Work instructions -
- A) Translate this sentence from the horror tropes text into Spanish: "The two shouldn’t go together, so it will always trick our brains."
- B) In the horror tropes text, what gives a trope its status?
- C) Carry on with the piece about horror movie tropes, beginning after its final sentence.

Text section -
Tropes help to tell us that what we’re watching is just a movie. We might be afraid of what we’re seeing on the screen, but that little bit of predictability is a warm blanket to wrap ourselves in. If we feel in control, then the horror can’t control us. So many tropes, like jump scares, work for fans, even if we’ve seen them a hundred times, but one trope that is never scary is the final girl in a slasher film. Once you get to the third act of a slasher, and the shy, virginal hero is the only victim remaining, you know everything is going to be okay. While that final showdown between the hulking killer in a mask and the final girl can be fun and thrilling, there is nothing to be afraid of. We don’t need to be worried about her. It’s the killer who needs to be scared now, because he’s about to die, at least for the time being.
The Horror Genre Has Some Scary if Overused Tropes
Horror tropes might be predictable, but that doesn’t mean they can’t still be scary. A trope acquires its status because of its repeated effectiveness. How many movies have you seen with creepy kids? There have been a plethora of them, but they still work. From The Bad Seed, to the creepy kids in The Shining, to the evil kids in this year’s There’s Something Wrong With the Children, the trope still works on audiences because of that polar opposite of a small, innocent child contrasted with pure evil. The two shouldn’t go together, so it will always trick our brains. It’s the same with our fear of dolls, from Child’s Play to Annabelle, and everything before and in between. A face that looks human but isn’t always brings out a primal fear in our collective conscience.

Layout element annotations
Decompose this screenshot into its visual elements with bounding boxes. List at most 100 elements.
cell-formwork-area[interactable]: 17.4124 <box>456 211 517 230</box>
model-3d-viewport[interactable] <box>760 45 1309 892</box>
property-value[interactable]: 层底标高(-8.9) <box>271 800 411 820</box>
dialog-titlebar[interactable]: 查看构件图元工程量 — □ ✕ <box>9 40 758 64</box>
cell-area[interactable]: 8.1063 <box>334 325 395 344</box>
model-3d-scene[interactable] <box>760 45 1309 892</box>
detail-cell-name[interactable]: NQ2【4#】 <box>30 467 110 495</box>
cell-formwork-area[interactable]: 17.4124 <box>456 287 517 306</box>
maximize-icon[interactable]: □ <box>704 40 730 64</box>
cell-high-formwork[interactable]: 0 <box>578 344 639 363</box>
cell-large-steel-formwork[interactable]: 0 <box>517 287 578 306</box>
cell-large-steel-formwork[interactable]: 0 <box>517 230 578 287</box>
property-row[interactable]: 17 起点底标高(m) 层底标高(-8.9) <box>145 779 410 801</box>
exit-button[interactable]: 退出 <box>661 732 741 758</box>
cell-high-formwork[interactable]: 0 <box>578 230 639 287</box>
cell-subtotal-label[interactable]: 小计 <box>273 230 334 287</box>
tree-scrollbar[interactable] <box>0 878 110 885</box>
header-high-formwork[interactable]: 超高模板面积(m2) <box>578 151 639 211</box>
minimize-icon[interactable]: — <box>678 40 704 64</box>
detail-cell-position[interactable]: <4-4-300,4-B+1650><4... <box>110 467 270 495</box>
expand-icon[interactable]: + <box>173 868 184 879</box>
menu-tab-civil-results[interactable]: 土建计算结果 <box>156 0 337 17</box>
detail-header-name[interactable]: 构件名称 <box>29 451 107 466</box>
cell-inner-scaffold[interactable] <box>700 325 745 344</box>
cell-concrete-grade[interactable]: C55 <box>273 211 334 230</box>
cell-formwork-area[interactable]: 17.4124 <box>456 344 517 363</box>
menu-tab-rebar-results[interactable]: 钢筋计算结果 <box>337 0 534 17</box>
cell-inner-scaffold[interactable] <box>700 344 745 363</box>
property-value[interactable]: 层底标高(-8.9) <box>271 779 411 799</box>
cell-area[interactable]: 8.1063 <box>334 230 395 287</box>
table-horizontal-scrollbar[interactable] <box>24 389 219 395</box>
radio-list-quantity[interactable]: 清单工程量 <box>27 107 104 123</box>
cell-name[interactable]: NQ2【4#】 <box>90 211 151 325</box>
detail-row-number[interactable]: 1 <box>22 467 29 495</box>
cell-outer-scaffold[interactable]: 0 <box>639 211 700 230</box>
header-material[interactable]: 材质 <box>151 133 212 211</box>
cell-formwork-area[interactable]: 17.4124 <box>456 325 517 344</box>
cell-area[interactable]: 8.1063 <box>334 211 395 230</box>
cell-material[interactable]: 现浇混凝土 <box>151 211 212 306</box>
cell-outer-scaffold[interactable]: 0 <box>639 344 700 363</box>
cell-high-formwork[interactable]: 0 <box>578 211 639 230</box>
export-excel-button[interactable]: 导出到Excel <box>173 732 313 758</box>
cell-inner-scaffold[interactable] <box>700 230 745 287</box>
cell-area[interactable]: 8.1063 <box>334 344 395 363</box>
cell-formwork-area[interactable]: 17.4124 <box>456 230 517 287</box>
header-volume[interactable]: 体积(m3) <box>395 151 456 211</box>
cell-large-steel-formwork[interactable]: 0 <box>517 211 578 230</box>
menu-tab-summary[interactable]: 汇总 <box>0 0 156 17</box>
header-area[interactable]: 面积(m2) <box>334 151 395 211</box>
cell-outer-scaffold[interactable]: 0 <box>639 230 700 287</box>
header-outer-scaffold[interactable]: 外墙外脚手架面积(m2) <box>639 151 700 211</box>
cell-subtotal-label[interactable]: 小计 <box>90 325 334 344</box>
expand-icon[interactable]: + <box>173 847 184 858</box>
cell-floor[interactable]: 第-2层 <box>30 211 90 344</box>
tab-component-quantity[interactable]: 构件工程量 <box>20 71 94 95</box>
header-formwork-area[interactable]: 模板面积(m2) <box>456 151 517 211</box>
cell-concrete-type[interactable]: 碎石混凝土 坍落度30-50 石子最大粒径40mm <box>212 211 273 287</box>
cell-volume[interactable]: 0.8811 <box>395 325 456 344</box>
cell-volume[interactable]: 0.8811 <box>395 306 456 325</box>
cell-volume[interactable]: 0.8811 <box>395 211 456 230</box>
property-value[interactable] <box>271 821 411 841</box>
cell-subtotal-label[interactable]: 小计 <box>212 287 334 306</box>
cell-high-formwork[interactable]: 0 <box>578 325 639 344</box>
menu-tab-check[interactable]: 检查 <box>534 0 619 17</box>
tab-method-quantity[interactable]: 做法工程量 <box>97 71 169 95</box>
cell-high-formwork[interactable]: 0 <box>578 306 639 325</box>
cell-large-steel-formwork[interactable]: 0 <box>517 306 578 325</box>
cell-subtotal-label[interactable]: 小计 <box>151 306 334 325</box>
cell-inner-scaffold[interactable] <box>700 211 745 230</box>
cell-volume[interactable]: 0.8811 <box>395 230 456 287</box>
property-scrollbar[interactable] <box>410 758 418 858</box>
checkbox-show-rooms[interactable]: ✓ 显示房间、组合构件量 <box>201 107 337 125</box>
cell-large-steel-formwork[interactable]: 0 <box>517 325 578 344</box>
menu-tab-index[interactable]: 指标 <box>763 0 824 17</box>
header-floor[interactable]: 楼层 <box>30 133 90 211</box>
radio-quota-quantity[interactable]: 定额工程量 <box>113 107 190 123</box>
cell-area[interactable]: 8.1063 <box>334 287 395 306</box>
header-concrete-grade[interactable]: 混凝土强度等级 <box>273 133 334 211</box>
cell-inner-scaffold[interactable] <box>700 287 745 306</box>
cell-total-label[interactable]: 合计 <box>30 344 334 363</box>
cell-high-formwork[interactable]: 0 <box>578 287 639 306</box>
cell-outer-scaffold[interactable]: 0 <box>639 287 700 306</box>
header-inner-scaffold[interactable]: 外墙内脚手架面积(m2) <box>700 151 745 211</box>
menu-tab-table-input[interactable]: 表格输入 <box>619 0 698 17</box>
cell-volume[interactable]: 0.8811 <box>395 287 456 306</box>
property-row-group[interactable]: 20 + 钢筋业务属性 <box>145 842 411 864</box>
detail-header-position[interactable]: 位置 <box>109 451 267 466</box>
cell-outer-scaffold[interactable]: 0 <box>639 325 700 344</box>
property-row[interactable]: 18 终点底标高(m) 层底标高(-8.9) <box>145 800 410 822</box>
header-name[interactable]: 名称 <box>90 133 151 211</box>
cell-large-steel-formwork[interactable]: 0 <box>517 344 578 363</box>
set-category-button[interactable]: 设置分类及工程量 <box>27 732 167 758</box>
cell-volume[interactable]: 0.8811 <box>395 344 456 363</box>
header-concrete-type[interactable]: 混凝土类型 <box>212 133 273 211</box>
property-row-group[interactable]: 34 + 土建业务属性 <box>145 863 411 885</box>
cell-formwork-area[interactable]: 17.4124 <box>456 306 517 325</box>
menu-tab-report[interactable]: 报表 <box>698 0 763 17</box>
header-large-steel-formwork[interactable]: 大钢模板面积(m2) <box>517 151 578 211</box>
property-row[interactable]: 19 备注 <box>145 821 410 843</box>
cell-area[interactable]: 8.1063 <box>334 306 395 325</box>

Task answers -
- A) Las dos cosas no deberían ir juntas, así que siempre engañará a nuestro cerebro.

- B) Its repeated effectiveness.

- C)
The abandoned house trope still works because who knows what could be in this mysterious place around the next corner. The curse trope, where a character encounters a cursed VHS tape, book, or object, such as in the Evil Dead films, will always be effective because, again, of that mystery. What horror could lurk in these objects? Some tropes are even laughed at by fans, like anytime characters decide to separate and go out on their own, leaving someone to investigate a dark and creepy place all alone, but there’s a reason why Hollywood keeps doing it: because it works! Half a dozen people together seeking out a malevolent force isn’t as frightening because the odds are increased that evil will be defeated, but put a protagonist on their own and the suspense goes through the roof because there’s now a good chance this person isn’t making it out alive.
The Final Girl Always Defeats the Villain in a Slasher
No horror subgenre has more tropes than a slasher flick. Just watch Wes Craven‘s Scream and listen to Randy Meeks (Jamie Kennedy) go on his rant on how to survive a horror to get a crash course if you’re not familiar. In a slasher film, if anyone says, “I’ll be right back” when leaving a room, they won’t be. In a slasher, a character is for sure running up the stairs away from the killer instead of out the door. Phones suddenly won’t work and perfectly good cars won’t start either. If any characters have sex or do drugs, kiss their butts goodbye.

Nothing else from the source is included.